• TO BE DONE: Below are some records: retype them all exactly, but not the pictures.

• DATA FOR THIS TASK:
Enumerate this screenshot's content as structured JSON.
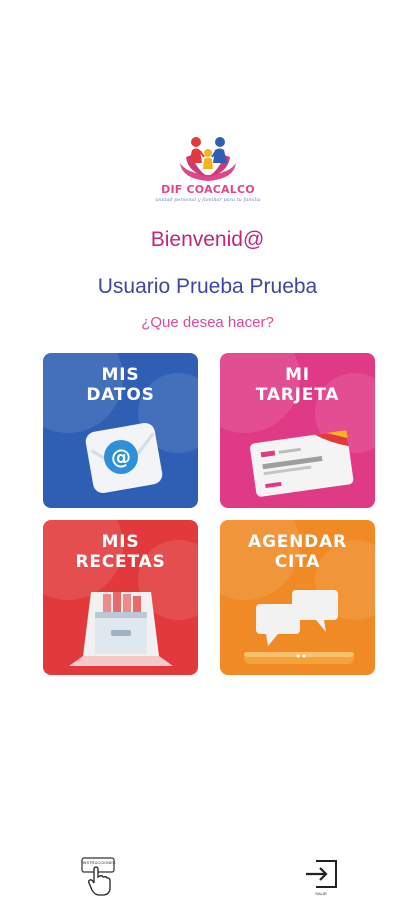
{
  "logo": {
    "name": "DIF COACALCO",
    "tagline": "unidad personal y familiar para tu familia"
  },
  "greeting": {
    "welcome": "Bienvenid@",
    "user_name": "Usuario Prueba Prueba",
    "question": "¿Que desea hacer?"
  },
  "tiles": [
    {
      "line1": "MIS",
      "line2": "DATOS",
      "icon": "email-at-icon"
    },
    {
      "line1": "MI",
      "line2": "TARJETA",
      "icon": "family-card-icon"
    },
    {
      "line1": "MIS",
      "line2": "RECETAS",
      "icon": "file-drawer-icon"
    },
    {
      "line1": "AGENDAR",
      "line2": "CITA",
      "icon": "chat-bubbles-icon"
    }
  ],
  "bottom": {
    "instructions_label": "INSTRUCCIONES",
    "logout_label": "SALIR"
  },
  "colors": {
    "datos": "#2f5fb4",
    "tarjeta": "#e03a86",
    "recetas": "#e23a3c",
    "cita": "#ef8a24"
  }
}
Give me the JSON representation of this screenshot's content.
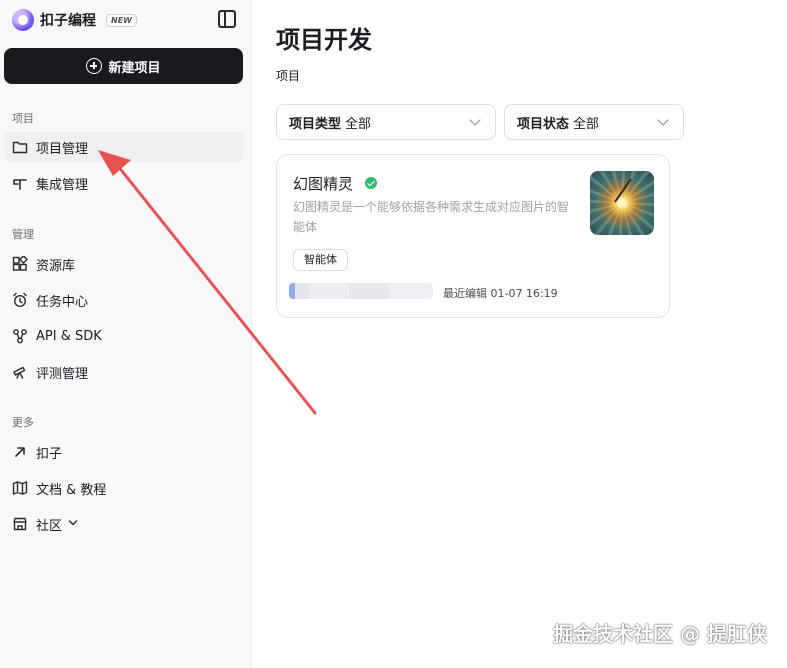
{
  "brand": {
    "name": "扣子编程",
    "badge": "NEW"
  },
  "sidebar": {
    "new_project_label": "新建项目",
    "sections": [
      {
        "label": "项目"
      },
      {
        "label": "管理"
      },
      {
        "label": "更多"
      }
    ],
    "items": [
      {
        "label": "项目管理",
        "icon": "folder-icon",
        "active": true
      },
      {
        "label": "集成管理",
        "icon": "integration-icon"
      },
      {
        "label": "资源库",
        "icon": "library-icon"
      },
      {
        "label": "任务中心",
        "icon": "alarm-clock-icon"
      },
      {
        "label": "API & SDK",
        "icon": "api-icon"
      },
      {
        "label": "评测管理",
        "icon": "telescope-icon"
      },
      {
        "label": "扣子",
        "icon": "arrow-up-right-icon"
      },
      {
        "label": "文档 & 教程",
        "icon": "map-icon"
      },
      {
        "label": "社区",
        "icon": "store-icon"
      }
    ]
  },
  "main": {
    "title": "项目开发",
    "subtitle": "项目",
    "filters": [
      {
        "label": "项目类型",
        "value": "全部"
      },
      {
        "label": "项目状态",
        "value": "全部"
      }
    ],
    "card": {
      "title": "幻图精灵",
      "description": "幻图精灵是一个能够依据各种需求生成对应图片的智能体",
      "tag": "智能体",
      "meta": "最近编辑 01-07 16:19"
    }
  },
  "watermark": "掘金技术社区 @ 提肛侠",
  "colors": {
    "accent": "#1a1a1e",
    "annotation_arrow": "#e8534f",
    "verified": "#2dbd6e"
  }
}
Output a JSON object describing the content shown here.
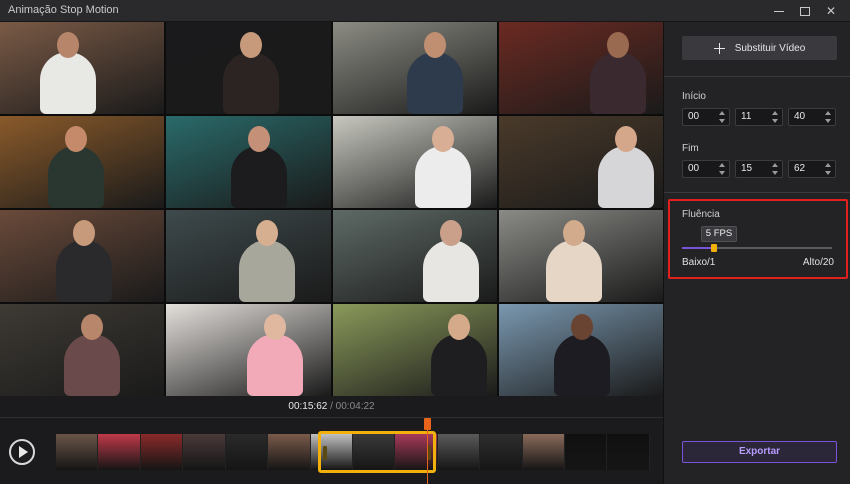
{
  "window": {
    "title": "Animação Stop Motion"
  },
  "preview": {
    "tiles": [
      {
        "bg": "#7a5a46",
        "person": "#e8e8e4",
        "head": "#b7866a"
      },
      {
        "bg": "#1a1a1c",
        "person": "#2b2422",
        "head": "#c79a7c"
      },
      {
        "bg": "#8c8c84",
        "person": "#2d3b4c",
        "head": "#c08e70"
      },
      {
        "bg": "#6b2a22",
        "person": "#3a2a30",
        "head": "#9a6a50"
      },
      {
        "bg": "#8a5a2a",
        "person": "#2a3630",
        "head": "#c48a6a"
      },
      {
        "bg": "#2a6a6a",
        "person": "#1c1c1e",
        "head": "#c49078"
      },
      {
        "bg": "#c8c8c0",
        "person": "#ececec",
        "head": "#d8ae94"
      },
      {
        "bg": "#4a3a2a",
        "person": "#d6d6d8",
        "head": "#d4a68a"
      },
      {
        "bg": "#6a4a3a",
        "person": "#2a2a2c",
        "head": "#c89a7c"
      },
      {
        "bg": "#3e4a4c",
        "person": "#a7a79c",
        "head": "#d6ae90"
      },
      {
        "bg": "#5e6a66",
        "person": "#e8e6e2",
        "head": "#caa08a"
      },
      {
        "bg": "#8a8a86",
        "person": "#e6d6c6",
        "head": "#d2aa8c"
      },
      {
        "bg": "#3e3a34",
        "person": "#6a4a4a",
        "head": "#b8866a"
      },
      {
        "bg": "#e4e0dc",
        "person": "#f2a9b8",
        "head": "#e0b8a0"
      },
      {
        "bg": "#8a9a5a",
        "person": "#1e1e20",
        "head": "#d4aa8a"
      },
      {
        "bg": "#7a98b0",
        "person": "#1c1c22",
        "head": "#6a4432"
      }
    ]
  },
  "time": {
    "current": "00:15:62",
    "separator": "/",
    "total": "00:04:22"
  },
  "timeline": {
    "frames": [
      "#6a5548",
      "#c03a4a",
      "#8a2a2a",
      "#4a3a3a",
      "#2a2a2a",
      "#7a5a4a",
      "#c0c0c0",
      "#3a3a3a",
      "#a83a5a",
      "#5a5a5a",
      "#2e2e2e",
      "#8a6a5a",
      "#101010",
      "#101010"
    ],
    "playhead_fraction": 0.627
  },
  "panel": {
    "replace_label": "Substituir Vídeo",
    "start_label": "Início",
    "start": {
      "h": "00",
      "m": "11",
      "s": "40"
    },
    "end_label": "Fim",
    "end": {
      "h": "00",
      "m": "15",
      "s": "62"
    },
    "fluency": {
      "label": "Fluência",
      "value_text": "5 FPS",
      "value": 5,
      "min": 1,
      "max": 20,
      "min_label": "Baixo/1",
      "max_label": "Alto/20",
      "accent": "#7a54d6",
      "highlight": "#e2201d"
    },
    "export_label": "Exportar"
  }
}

• FINISHED TASK:
Enumerate this screenshot's content as structured JSON.
{
  "logo": {
    "name": "DIF COACALCO",
    "tagline": "unidad personal y familiar para tu familia"
  },
  "greeting": {
    "welcome": "Bienvenid@",
    "user_name": "Usuario Prueba Prueba",
    "question": "¿Que desea hacer?"
  },
  "tiles": [
    {
      "line1": "MIS",
      "line2": "DATOS",
      "icon": "email-at-icon"
    },
    {
      "line1": "MI",
      "line2": "TARJETA",
      "icon": "family-card-icon"
    },
    {
      "line1": "MIS",
      "line2": "RECETAS",
      "icon": "file-drawer-icon"
    },
    {
      "line1": "AGENDAR",
      "line2": "CITA",
      "icon": "chat-bubbles-icon"
    }
  ],
  "bottom": {
    "instructions_label": "INSTRUCCIONES",
    "logout_label": "SALIR"
  },
  "colors": {
    "datos": "#2f5fb4",
    "tarjeta": "#e03a86",
    "recetas": "#e23a3c",
    "cita": "#ef8a24"
  }
}
Give me the JSON representation of this screenshot's content.
{
  "brand": {
    "name": "扣子编程",
    "badge": "NEW"
  },
  "sidebar": {
    "new_project_label": "新建项目",
    "sections": [
      {
        "label": "项目"
      },
      {
        "label": "管理"
      },
      {
        "label": "更多"
      }
    ],
    "items": [
      {
        "label": "项目管理",
        "icon": "folder-icon",
        "active": true
      },
      {
        "label": "集成管理",
        "icon": "integration-icon"
      },
      {
        "label": "资源库",
        "icon": "library-icon"
      },
      {
        "label": "任务中心",
        "icon": "alarm-clock-icon"
      },
      {
        "label": "API & SDK",
        "icon": "api-icon"
      },
      {
        "label": "评测管理",
        "icon": "telescope-icon"
      },
      {
        "label": "扣子",
        "icon": "arrow-up-right-icon"
      },
      {
        "label": "文档 & 教程",
        "icon": "map-icon"
      },
      {
        "label": "社区",
        "icon": "store-icon"
      }
    ]
  },
  "main": {
    "title": "项目开发",
    "subtitle": "项目",
    "filters": [
      {
        "label": "项目类型",
        "value": "全部"
      },
      {
        "label": "项目状态",
        "value": "全部"
      }
    ],
    "card": {
      "title": "幻图精灵",
      "description": "幻图精灵是一个能够依据各种需求生成对应图片的智能体",
      "tag": "智能体",
      "meta": "最近编辑 01-07 16:19"
    }
  },
  "watermark": "掘金技术社区 @ 提肛侠",
  "colors": {
    "accent": "#1a1a1e",
    "annotation_arrow": "#e8534f",
    "verified": "#2dbd6e"
  }
}
Output a JSON object describing the content shown here.
{
  "window": {
    "title": "Animação Stop Motion"
  },
  "preview": {
    "tiles": [
      {
        "bg": "#7a5a46",
        "person": "#e8e8e4",
        "head": "#b7866a"
      },
      {
        "bg": "#1a1a1c",
        "person": "#2b2422",
        "head": "#c79a7c"
      },
      {
        "bg": "#8c8c84",
        "person": "#2d3b4c",
        "head": "#c08e70"
      },
      {
        "bg": "#6b2a22",
        "person": "#3a2a30",
        "head": "#9a6a50"
      },
      {
        "bg": "#8a5a2a",
        "person": "#2a3630",
        "head": "#c48a6a"
      },
      {
        "bg": "#2a6a6a",
        "person": "#1c1c1e",
        "head": "#c49078"
      },
      {
        "bg": "#c8c8c0",
        "person": "#ececec",
        "head": "#d8ae94"
      },
      {
        "bg": "#4a3a2a",
        "person": "#d6d6d8",
        "head": "#d4a68a"
      },
      {
        "bg": "#6a4a3a",
        "person": "#2a2a2c",
        "head": "#c89a7c"
      },
      {
        "bg": "#3e4a4c",
        "person": "#a7a79c",
        "head": "#d6ae90"
      },
      {
        "bg": "#5e6a66",
        "person": "#e8e6e2",
        "head": "#caa08a"
      },
      {
        "bg": "#8a8a86",
        "person": "#e6d6c6",
        "head": "#d2aa8c"
      },
      {
        "bg": "#3e3a34",
        "person": "#6a4a4a",
        "head": "#b8866a"
      },
      {
        "bg": "#e4e0dc",
        "person": "#f2a9b8",
        "head": "#e0b8a0"
      },
      {
        "bg": "#8a9a5a",
        "person": "#1e1e20",
        "head": "#d4aa8a"
      },
      {
        "bg": "#7a98b0",
        "person": "#1c1c22",
        "head": "#6a4432"
      }
    ]
  },
  "time": {
    "current": "00:15:62",
    "separator": "/",
    "total": "00:04:22"
  },
  "timeline": {
    "frames": [
      "#6a5548",
      "#c03a4a",
      "#8a2a2a",
      "#4a3a3a",
      "#2a2a2a",
      "#7a5a4a",
      "#c0c0c0",
      "#3a3a3a",
      "#a83a5a",
      "#5a5a5a",
      "#2e2e2e",
      "#8a6a5a",
      "#101010",
      "#101010"
    ],
    "playhead_fraction": 0.627
  },
  "panel": {
    "replace_label": "Substituir Vídeo",
    "start_label": "Início",
    "start": {
      "h": "00",
      "m": "11",
      "s": "40"
    },
    "end_label": "Fim",
    "end": {
      "h": "00",
      "m": "15",
      "s": "62"
    },
    "fluency": {
      "label": "Fluência",
      "value_text": "5 FPS",
      "value": 5,
      "min": 1,
      "max": 20,
      "min_label": "Baixo/1",
      "max_label": "Alto/20",
      "accent": "#7a54d6",
      "highlight": "#e2201d"
    },
    "export_label": "Exportar"
  }
}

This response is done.